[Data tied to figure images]
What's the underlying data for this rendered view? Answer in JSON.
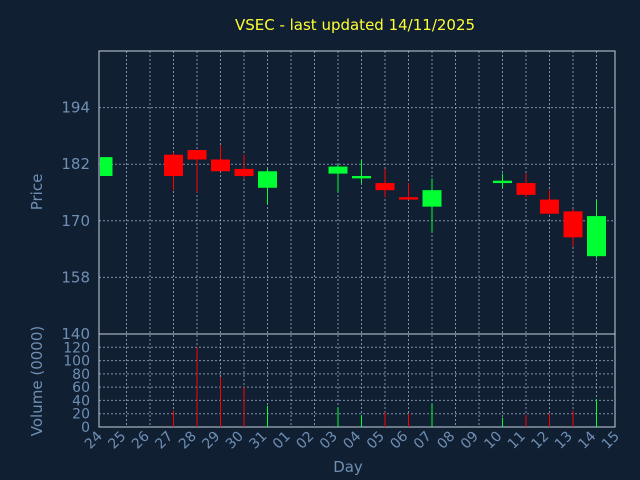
{
  "chart_data": {
    "type": "candlestick",
    "title": "VSEC - last updated 14/11/2025",
    "xlabel": "Day",
    "price_panel": {
      "ylabel": "Price",
      "ylim": [
        146,
        206
      ],
      "yticks": [
        194,
        182,
        170,
        158
      ],
      "grid": true
    },
    "volume_panel": {
      "ylabel": "Volume (0000)",
      "ylim": [
        0,
        140
      ],
      "yticks": [
        140,
        120,
        100,
        80,
        60,
        40,
        20,
        0
      ],
      "grid": true
    },
    "x_ticks": [
      "24",
      "25",
      "26",
      "27",
      "28",
      "29",
      "30",
      "31",
      "01",
      "02",
      "03",
      "04",
      "05",
      "06",
      "07",
      "08",
      "09",
      "10",
      "11",
      "12",
      "13",
      "14",
      "15"
    ],
    "colors": {
      "up": "#00ff33",
      "down": "#ff0000"
    },
    "candles": [
      {
        "x": "24",
        "open": 179.5,
        "high": 183.5,
        "low": 179.5,
        "close": 183.5,
        "volume": 0
      },
      {
        "x": "27",
        "open": 184.0,
        "high": 184.5,
        "low": 176.5,
        "close": 179.5,
        "volume": 25
      },
      {
        "x": "28",
        "open": 185.0,
        "high": 185.0,
        "low": 176.0,
        "close": 183.0,
        "volume": 120
      },
      {
        "x": "29",
        "open": 183.0,
        "high": 186.0,
        "low": 180.5,
        "close": 180.5,
        "volume": 75
      },
      {
        "x": "30",
        "open": 181.0,
        "high": 184.0,
        "low": 179.0,
        "close": 179.5,
        "volume": 60
      },
      {
        "x": "31",
        "open": 177.0,
        "high": 181.0,
        "low": 173.5,
        "close": 180.5,
        "volume": 32
      },
      {
        "x": "03",
        "open": 180.0,
        "high": 182.0,
        "low": 176.0,
        "close": 181.5,
        "volume": 30
      },
      {
        "x": "04",
        "open": 179.0,
        "high": 183.0,
        "low": 178.0,
        "close": 179.5,
        "volume": 18
      },
      {
        "x": "05",
        "open": 178.0,
        "high": 181.0,
        "low": 175.0,
        "close": 176.5,
        "volume": 22
      },
      {
        "x": "06",
        "open": 175.0,
        "high": 178.0,
        "low": 174.5,
        "close": 174.5,
        "volume": 20
      },
      {
        "x": "07",
        "open": 173.0,
        "high": 179.0,
        "low": 167.5,
        "close": 176.5,
        "volume": 35
      },
      {
        "x": "10",
        "open": 178.0,
        "high": 180.0,
        "low": 177.0,
        "close": 178.5,
        "volume": 14
      },
      {
        "x": "11",
        "open": 178.0,
        "high": 180.0,
        "low": 175.0,
        "close": 175.5,
        "volume": 18
      },
      {
        "x": "12",
        "open": 174.5,
        "high": 176.5,
        "low": 171.5,
        "close": 171.5,
        "volume": 20
      },
      {
        "x": "13",
        "open": 172.0,
        "high": 172.5,
        "low": 164.5,
        "close": 166.5,
        "volume": 25
      },
      {
        "x": "14",
        "open": 162.5,
        "high": 174.5,
        "low": 162.0,
        "close": 171.0,
        "volume": 42
      }
    ]
  }
}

▶ The exercise:
Transcribe the material exactly, and leave out whatever pictures it holds.

▶ Complete output:
What's the underlying data for this rendered view? Answer in JSON.
{
  "chart_data": {
    "type": "candlestick",
    "title": "VSEC - last updated 14/11/2025",
    "xlabel": "Day",
    "price_panel": {
      "ylabel": "Price",
      "ylim": [
        146,
        206
      ],
      "yticks": [
        194,
        182,
        170,
        158
      ],
      "grid": true
    },
    "volume_panel": {
      "ylabel": "Volume (0000)",
      "ylim": [
        0,
        140
      ],
      "yticks": [
        140,
        120,
        100,
        80,
        60,
        40,
        20,
        0
      ],
      "grid": true
    },
    "x_ticks": [
      "24",
      "25",
      "26",
      "27",
      "28",
      "29",
      "30",
      "31",
      "01",
      "02",
      "03",
      "04",
      "05",
      "06",
      "07",
      "08",
      "09",
      "10",
      "11",
      "12",
      "13",
      "14",
      "15"
    ],
    "colors": {
      "up": "#00ff33",
      "down": "#ff0000"
    },
    "candles": [
      {
        "x": "24",
        "open": 179.5,
        "high": 183.5,
        "low": 179.5,
        "close": 183.5,
        "volume": 0
      },
      {
        "x": "27",
        "open": 184.0,
        "high": 184.5,
        "low": 176.5,
        "close": 179.5,
        "volume": 25
      },
      {
        "x": "28",
        "open": 185.0,
        "high": 185.0,
        "low": 176.0,
        "close": 183.0,
        "volume": 120
      },
      {
        "x": "29",
        "open": 183.0,
        "high": 186.0,
        "low": 180.5,
        "close": 180.5,
        "volume": 75
      },
      {
        "x": "30",
        "open": 181.0,
        "high": 184.0,
        "low": 179.0,
        "close": 179.5,
        "volume": 60
      },
      {
        "x": "31",
        "open": 177.0,
        "high": 181.0,
        "low": 173.5,
        "close": 180.5,
        "volume": 32
      },
      {
        "x": "03",
        "open": 180.0,
        "high": 182.0,
        "low": 176.0,
        "close": 181.5,
        "volume": 30
      },
      {
        "x": "04",
        "open": 179.0,
        "high": 183.0,
        "low": 178.0,
        "close": 179.5,
        "volume": 18
      },
      {
        "x": "05",
        "open": 178.0,
        "high": 181.0,
        "low": 175.0,
        "close": 176.5,
        "volume": 22
      },
      {
        "x": "06",
        "open": 175.0,
        "high": 178.0,
        "low": 174.5,
        "close": 174.5,
        "volume": 20
      },
      {
        "x": "07",
        "open": 173.0,
        "high": 179.0,
        "low": 167.5,
        "close": 176.5,
        "volume": 35
      },
      {
        "x": "10",
        "open": 178.0,
        "high": 180.0,
        "low": 177.0,
        "close": 178.5,
        "volume": 14
      },
      {
        "x": "11",
        "open": 178.0,
        "high": 180.0,
        "low": 175.0,
        "close": 175.5,
        "volume": 18
      },
      {
        "x": "12",
        "open": 174.5,
        "high": 176.5,
        "low": 171.5,
        "close": 171.5,
        "volume": 20
      },
      {
        "x": "13",
        "open": 172.0,
        "high": 172.5,
        "low": 164.5,
        "close": 166.5,
        "volume": 25
      },
      {
        "x": "14",
        "open": 162.5,
        "high": 174.5,
        "low": 162.0,
        "close": 171.0,
        "volume": 42
      }
    ]
  }
}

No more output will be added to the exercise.